## Begin PASSAGE

Recommendation engines try to discern habits, likes and other affinity traits to anticipate what you may need or want based on past actions. News consumption can fall into these patterns: We know for instance that people go to search engines to find out more about a story, be it more background or further developments. Certain types of news and feature stories lend itself to typical user behaviors: An impending hurricane, for instance, triggers preparation research (if you’re in the path), offers of help to donate supplies or blood (if you’re nearby) and historical curiosity of past hurricanes. Even celebrity stories inspire certain common impulses: An engagement announcement will launch some to seek a peek at the ring, others to check out past (failed) relationships.
How might a news recommendation system offer more stories, yet not fall into the trap of filter bubbles and echo chambers? The first thing is, you need a high-quality benchmark dataset. That’s where MIND comes in: a mammoth collection of anonymized data from user behavior logs of about 1 million people. Few companies in the world attract those kinds of numbers, and Microsoft News is one of them.

## End PASSAGE

DIRECTIVE A: Does the passage on news recommendation agree with each of these statements? (i) MIND is built from behavior logs of about a million people. (ii) The passage says offers to donate supplies or blood come from people in a hurricane's path. (iii) The passage names Microsoft News as one of the few companies that draw such numbers. For each, answer yes or no and quote the deciding words.

## Begin AVAILABLE DATA

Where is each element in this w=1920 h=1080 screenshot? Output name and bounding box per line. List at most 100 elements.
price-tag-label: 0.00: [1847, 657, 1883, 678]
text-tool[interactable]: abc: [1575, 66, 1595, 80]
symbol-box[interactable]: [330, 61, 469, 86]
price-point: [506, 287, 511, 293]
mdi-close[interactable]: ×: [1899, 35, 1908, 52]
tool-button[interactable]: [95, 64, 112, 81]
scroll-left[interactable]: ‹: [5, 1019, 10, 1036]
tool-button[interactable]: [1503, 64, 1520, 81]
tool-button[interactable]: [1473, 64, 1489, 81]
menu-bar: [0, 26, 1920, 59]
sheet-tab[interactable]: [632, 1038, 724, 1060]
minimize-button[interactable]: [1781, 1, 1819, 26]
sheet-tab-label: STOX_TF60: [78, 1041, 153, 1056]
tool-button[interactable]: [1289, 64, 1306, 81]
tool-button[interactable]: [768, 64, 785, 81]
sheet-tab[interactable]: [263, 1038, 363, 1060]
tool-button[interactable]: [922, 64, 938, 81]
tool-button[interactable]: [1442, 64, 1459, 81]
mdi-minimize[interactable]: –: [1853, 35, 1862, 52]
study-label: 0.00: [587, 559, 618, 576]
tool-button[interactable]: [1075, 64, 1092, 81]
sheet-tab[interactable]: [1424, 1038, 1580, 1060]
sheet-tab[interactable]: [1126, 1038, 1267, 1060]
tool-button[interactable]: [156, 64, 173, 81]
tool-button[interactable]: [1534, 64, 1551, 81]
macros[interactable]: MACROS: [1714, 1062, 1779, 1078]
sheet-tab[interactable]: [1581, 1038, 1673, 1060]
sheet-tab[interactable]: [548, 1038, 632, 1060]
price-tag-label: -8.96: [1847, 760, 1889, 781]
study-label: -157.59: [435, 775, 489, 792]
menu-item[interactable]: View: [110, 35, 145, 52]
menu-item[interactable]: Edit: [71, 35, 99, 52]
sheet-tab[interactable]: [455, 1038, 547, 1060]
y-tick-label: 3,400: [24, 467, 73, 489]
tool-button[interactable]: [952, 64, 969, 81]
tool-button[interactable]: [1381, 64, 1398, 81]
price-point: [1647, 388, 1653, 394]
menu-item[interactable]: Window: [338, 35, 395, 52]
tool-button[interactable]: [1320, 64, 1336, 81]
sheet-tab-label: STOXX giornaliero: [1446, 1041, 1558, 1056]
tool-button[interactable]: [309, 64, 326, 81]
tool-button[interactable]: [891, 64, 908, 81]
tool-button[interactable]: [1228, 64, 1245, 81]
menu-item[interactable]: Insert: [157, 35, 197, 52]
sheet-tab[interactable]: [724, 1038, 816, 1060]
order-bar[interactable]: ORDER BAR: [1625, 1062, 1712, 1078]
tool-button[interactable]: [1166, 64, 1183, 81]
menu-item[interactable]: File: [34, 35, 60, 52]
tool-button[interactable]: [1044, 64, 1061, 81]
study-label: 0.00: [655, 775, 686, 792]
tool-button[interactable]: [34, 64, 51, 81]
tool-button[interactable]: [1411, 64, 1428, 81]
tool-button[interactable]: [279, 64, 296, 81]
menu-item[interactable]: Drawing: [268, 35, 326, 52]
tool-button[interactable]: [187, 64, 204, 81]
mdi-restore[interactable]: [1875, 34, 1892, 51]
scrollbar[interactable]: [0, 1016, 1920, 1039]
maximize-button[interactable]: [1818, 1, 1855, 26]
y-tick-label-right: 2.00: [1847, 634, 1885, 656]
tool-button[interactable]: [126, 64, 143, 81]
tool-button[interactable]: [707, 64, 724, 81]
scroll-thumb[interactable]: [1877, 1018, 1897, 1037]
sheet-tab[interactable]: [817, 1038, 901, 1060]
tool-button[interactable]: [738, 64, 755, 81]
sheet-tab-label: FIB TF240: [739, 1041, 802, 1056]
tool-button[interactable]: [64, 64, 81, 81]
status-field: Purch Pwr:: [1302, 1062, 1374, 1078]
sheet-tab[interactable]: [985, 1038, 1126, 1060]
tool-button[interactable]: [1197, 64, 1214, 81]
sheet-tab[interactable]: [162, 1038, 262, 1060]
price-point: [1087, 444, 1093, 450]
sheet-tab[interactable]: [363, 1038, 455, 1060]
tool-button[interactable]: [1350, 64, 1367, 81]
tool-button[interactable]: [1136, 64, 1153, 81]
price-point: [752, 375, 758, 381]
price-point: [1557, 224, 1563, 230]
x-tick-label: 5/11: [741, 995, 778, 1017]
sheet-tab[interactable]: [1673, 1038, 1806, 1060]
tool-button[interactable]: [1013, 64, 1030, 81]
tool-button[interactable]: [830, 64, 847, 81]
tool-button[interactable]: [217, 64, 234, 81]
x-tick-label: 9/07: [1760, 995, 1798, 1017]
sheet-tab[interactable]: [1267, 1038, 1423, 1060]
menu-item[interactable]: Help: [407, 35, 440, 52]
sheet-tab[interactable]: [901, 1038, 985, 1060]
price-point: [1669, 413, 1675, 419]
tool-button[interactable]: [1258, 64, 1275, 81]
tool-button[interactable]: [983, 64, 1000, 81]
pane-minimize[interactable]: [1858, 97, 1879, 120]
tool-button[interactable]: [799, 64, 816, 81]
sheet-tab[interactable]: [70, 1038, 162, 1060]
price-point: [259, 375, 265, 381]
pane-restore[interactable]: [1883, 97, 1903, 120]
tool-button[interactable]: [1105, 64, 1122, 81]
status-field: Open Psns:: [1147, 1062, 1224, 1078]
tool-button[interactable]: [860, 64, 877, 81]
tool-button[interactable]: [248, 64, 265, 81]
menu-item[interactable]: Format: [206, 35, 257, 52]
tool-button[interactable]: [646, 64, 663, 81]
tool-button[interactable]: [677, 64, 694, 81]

## End AVAILABLE DATA

DIRECTIVE B: Write out the entries word for word, from their first line through the line containing "price-point: [506, 287, 511, 293]".

EXERCISE ANSWER A:
(i) Yes: "a mammoth collection of anonymized data from user behavior logs of about 1 million people"
(ii) No: "offers of help to donate supplies or blood (if you’re nearby)"
(iii) Yes: "Few companies in the world attract those kinds of numbers, and Microsoft News is one of them."

EXERCISE ANSWER B:
Where is each element in this w=1920 h=1080 screenshot? Output name and bounding box per line. List at most 100 elements.
price-tag-label: 0.00: [1847, 657, 1883, 678]
text-tool[interactable]: abc: [1575, 66, 1595, 80]
symbol-box[interactable]: [330, 61, 469, 86]
price-point: [506, 287, 511, 293]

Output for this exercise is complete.